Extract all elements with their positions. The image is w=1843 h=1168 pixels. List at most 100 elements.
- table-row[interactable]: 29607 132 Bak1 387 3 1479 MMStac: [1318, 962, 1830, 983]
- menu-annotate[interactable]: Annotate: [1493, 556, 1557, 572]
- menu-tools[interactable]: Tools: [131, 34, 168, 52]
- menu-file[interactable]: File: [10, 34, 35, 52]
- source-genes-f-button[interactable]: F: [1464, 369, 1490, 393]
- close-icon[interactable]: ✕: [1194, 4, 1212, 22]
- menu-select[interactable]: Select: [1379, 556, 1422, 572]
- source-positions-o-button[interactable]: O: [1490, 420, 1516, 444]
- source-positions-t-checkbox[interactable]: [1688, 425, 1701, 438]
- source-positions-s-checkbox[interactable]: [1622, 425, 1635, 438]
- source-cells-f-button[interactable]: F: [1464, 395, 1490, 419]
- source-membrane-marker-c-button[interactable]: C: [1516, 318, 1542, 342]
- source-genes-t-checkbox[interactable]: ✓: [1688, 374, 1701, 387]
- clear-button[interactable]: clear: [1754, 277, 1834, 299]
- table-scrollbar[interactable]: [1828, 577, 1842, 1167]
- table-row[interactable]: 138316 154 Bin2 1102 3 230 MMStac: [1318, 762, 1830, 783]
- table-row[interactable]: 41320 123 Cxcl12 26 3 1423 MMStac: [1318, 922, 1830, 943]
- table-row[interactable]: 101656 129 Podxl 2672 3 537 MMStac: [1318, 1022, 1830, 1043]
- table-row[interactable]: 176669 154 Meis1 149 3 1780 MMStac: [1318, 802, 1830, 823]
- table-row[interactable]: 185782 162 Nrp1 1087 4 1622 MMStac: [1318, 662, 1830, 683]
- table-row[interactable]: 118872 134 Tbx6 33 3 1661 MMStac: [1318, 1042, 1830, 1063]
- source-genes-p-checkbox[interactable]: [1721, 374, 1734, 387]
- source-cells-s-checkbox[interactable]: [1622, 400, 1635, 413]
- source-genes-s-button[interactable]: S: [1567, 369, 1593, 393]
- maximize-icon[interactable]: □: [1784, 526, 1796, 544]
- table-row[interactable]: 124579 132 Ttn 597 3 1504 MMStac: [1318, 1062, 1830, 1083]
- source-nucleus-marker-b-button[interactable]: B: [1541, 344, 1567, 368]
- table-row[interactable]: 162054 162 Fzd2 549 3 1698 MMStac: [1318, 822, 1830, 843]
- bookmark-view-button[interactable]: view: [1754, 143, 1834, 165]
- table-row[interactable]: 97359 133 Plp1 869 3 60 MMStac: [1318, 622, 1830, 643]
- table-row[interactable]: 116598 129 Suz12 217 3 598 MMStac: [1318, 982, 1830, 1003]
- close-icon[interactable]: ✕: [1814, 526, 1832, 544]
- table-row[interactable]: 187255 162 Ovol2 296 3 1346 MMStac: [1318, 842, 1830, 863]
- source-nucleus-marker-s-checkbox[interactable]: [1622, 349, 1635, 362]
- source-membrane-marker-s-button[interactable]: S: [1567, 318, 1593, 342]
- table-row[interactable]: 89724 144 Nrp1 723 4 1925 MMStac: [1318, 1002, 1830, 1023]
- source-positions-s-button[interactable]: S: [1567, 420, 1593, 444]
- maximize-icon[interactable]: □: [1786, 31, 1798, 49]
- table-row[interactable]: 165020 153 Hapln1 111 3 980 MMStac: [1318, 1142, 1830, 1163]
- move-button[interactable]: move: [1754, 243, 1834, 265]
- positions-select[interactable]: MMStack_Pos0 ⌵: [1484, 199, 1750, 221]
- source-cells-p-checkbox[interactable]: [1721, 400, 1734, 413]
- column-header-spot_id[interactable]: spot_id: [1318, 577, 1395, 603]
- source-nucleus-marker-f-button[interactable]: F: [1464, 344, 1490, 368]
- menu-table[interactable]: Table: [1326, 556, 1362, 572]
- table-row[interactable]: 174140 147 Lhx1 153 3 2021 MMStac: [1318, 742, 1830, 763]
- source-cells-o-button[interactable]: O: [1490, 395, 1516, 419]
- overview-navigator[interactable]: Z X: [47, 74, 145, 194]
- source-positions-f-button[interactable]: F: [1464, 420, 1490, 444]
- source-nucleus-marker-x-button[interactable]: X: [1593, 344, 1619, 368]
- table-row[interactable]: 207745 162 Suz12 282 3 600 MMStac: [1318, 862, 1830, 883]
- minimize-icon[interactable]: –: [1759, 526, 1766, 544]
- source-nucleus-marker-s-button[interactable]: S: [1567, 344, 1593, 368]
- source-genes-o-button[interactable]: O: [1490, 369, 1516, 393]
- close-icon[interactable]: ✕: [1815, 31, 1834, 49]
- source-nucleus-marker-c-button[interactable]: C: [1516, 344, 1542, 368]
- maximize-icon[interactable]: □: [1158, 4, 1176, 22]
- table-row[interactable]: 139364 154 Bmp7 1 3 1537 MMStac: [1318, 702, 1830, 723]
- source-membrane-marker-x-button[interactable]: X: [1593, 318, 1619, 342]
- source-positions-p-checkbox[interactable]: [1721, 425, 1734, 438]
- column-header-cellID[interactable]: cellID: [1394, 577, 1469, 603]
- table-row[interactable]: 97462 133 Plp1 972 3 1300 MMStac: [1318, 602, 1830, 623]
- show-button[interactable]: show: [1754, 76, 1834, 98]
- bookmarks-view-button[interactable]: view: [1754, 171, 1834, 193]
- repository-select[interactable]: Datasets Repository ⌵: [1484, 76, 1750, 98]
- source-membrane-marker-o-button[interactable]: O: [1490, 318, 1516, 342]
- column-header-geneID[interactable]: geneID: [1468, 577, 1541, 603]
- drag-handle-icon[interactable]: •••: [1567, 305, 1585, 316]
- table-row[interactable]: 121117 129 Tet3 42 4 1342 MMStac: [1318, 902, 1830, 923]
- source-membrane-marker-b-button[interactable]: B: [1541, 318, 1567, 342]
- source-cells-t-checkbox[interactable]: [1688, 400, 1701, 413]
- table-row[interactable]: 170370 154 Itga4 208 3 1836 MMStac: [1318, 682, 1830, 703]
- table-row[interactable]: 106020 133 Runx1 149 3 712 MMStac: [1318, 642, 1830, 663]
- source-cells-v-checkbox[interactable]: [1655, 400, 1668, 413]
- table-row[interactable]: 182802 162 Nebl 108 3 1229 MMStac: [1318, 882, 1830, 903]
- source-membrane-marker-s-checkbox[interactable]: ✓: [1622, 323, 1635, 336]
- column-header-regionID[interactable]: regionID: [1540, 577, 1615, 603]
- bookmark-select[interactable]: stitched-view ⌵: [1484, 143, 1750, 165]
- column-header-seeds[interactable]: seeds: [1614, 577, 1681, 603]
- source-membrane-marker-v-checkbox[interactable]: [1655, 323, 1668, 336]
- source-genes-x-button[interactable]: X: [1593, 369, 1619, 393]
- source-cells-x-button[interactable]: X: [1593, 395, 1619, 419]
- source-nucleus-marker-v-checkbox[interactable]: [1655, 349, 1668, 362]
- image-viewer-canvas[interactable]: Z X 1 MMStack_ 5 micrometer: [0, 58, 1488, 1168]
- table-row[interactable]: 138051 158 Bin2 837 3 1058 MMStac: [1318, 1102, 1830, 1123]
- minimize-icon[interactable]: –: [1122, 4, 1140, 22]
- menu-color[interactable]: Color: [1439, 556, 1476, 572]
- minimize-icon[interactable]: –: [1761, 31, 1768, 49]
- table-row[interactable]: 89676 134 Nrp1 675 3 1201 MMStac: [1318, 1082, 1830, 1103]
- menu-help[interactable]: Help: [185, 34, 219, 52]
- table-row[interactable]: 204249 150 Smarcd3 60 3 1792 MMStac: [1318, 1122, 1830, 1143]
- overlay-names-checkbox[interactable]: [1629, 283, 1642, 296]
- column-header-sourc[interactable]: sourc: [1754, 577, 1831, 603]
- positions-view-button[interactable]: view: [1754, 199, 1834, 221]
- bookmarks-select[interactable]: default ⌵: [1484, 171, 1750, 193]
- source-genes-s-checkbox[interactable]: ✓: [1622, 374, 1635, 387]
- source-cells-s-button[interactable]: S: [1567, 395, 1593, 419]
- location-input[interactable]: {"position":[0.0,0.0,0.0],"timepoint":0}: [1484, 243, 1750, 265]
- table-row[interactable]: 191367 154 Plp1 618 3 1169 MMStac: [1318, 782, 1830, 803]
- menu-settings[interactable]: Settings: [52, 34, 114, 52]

+ + + + +

Count how many lines above contain the word "menu". Reply with the number alone.

» SOLUTION: 8